What is expected
Each line below that contains "WACCM" counts once; report the total and nothing more.

Dataset excerpt
Begin

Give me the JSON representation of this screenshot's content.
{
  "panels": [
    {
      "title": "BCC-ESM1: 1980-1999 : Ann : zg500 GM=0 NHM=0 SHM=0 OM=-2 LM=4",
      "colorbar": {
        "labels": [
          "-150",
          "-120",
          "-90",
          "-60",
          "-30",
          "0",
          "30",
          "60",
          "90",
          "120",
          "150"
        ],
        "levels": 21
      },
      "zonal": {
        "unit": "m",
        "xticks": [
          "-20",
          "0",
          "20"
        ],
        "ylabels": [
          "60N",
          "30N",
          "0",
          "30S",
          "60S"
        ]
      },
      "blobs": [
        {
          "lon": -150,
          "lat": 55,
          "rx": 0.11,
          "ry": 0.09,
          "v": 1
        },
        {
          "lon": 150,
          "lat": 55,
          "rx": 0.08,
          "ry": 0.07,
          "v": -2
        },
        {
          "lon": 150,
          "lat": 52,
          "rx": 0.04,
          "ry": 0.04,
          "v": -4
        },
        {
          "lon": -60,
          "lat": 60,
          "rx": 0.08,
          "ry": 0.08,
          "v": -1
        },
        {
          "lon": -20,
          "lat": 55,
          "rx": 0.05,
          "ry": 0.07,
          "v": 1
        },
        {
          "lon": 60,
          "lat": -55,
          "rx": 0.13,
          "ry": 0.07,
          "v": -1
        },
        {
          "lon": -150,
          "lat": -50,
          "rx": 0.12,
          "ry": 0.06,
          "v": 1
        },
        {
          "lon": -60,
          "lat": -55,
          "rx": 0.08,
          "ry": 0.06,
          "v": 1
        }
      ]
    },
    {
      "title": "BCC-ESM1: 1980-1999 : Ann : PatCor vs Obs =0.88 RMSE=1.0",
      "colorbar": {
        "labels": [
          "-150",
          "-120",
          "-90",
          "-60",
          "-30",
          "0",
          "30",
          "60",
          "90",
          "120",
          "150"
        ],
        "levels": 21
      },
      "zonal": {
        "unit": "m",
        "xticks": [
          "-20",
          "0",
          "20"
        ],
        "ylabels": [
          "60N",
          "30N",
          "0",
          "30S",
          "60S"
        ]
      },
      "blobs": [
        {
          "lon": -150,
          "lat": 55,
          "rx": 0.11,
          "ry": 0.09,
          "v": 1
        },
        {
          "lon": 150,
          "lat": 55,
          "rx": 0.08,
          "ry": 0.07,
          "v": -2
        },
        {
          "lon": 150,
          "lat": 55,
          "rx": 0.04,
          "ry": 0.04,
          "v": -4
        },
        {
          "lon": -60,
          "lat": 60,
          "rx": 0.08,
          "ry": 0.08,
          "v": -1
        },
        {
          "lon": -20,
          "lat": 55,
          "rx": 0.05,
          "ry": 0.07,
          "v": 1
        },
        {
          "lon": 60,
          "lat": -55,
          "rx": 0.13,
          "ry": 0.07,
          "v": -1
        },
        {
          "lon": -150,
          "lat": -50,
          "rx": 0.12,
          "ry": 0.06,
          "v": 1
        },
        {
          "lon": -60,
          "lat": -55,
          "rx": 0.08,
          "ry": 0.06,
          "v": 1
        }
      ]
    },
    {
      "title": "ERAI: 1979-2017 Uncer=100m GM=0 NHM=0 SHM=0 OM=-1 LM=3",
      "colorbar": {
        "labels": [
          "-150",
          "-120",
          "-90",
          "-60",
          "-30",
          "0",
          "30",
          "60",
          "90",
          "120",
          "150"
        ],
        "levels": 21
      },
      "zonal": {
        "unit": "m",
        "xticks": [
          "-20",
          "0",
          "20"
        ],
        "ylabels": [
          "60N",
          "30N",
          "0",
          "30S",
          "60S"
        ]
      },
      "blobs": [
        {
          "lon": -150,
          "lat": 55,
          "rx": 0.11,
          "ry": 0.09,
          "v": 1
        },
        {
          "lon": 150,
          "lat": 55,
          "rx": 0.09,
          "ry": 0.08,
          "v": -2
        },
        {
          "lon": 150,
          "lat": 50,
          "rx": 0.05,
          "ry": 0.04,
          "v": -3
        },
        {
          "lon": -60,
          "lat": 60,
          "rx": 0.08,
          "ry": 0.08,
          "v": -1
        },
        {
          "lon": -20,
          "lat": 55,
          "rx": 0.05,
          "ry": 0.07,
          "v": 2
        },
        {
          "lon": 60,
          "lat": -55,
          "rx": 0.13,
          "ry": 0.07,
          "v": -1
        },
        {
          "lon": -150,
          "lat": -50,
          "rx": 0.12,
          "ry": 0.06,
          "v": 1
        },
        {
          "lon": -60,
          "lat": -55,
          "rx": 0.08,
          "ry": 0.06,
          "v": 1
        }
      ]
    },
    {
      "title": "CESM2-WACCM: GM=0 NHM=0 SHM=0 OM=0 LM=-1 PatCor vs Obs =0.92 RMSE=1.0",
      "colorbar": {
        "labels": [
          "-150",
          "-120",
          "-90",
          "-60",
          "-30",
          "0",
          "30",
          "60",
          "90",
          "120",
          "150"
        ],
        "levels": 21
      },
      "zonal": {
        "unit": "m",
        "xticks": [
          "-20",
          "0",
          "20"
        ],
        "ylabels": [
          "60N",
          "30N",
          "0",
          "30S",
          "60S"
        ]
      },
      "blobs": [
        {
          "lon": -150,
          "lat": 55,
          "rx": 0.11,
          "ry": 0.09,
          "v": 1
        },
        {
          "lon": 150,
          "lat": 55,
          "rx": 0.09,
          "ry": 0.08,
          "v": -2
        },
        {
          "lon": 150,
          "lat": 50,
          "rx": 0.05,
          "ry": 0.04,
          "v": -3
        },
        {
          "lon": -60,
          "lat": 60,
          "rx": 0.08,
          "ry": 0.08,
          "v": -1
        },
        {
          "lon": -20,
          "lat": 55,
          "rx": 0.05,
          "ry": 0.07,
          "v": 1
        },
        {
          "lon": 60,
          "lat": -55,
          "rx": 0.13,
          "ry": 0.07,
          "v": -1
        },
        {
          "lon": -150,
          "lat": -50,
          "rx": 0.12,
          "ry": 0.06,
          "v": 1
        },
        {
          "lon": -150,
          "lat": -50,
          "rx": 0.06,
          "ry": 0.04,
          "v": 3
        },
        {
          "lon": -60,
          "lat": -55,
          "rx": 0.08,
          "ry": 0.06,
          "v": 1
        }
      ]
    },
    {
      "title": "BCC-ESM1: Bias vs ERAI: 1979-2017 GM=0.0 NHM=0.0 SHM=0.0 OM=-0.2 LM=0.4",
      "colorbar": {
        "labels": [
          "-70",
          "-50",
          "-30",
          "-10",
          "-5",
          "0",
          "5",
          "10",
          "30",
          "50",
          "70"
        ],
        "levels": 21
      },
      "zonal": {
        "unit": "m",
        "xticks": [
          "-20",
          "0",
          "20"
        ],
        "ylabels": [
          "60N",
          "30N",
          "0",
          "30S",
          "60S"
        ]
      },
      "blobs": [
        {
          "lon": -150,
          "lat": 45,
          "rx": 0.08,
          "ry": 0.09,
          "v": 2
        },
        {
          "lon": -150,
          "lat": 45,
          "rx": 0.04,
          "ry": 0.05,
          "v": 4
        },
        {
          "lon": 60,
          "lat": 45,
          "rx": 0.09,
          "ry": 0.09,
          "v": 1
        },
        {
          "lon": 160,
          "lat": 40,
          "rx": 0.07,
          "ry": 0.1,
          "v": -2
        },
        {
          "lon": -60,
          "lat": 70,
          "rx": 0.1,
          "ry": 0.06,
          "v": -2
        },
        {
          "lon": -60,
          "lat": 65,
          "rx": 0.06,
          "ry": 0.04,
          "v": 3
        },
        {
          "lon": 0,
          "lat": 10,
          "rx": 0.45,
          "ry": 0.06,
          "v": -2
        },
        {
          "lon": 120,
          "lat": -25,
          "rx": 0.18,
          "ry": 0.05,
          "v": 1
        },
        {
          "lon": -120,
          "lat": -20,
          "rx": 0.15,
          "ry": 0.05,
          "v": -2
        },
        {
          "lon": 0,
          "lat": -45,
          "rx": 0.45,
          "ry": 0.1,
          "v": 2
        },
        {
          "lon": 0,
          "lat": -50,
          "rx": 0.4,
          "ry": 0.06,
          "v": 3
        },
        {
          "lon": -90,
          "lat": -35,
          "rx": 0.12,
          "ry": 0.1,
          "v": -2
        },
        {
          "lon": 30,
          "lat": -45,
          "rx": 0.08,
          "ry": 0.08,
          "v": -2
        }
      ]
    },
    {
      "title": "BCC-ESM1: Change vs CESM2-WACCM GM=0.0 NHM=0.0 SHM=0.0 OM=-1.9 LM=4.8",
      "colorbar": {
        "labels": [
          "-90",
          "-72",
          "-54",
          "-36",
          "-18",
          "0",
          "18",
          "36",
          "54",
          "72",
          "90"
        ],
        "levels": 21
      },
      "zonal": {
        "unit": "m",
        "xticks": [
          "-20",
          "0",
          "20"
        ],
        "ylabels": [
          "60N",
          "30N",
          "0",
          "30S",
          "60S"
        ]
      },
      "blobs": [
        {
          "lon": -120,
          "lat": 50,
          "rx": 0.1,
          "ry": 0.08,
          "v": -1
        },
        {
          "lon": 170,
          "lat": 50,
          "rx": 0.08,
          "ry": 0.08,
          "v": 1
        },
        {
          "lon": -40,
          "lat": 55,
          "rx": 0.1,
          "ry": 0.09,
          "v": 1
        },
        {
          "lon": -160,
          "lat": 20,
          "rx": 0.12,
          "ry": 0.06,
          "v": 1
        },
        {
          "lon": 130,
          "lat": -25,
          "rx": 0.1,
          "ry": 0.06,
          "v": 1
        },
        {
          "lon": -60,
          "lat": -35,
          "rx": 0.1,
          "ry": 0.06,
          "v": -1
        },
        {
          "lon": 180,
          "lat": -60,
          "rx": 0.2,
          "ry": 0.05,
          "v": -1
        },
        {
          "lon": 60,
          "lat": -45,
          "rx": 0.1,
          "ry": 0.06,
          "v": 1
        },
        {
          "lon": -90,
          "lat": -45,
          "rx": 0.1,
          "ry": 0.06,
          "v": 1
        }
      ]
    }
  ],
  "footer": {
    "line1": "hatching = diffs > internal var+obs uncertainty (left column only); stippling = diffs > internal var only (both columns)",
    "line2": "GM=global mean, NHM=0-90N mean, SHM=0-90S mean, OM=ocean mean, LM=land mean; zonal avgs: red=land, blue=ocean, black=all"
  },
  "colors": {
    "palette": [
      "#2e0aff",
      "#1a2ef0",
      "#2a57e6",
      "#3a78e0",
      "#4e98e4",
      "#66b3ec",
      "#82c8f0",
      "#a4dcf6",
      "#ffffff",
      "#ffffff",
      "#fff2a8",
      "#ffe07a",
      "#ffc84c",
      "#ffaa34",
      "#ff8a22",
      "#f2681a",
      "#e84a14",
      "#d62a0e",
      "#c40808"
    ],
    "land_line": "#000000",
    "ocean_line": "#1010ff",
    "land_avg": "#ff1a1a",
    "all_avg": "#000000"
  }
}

End

Completed task
2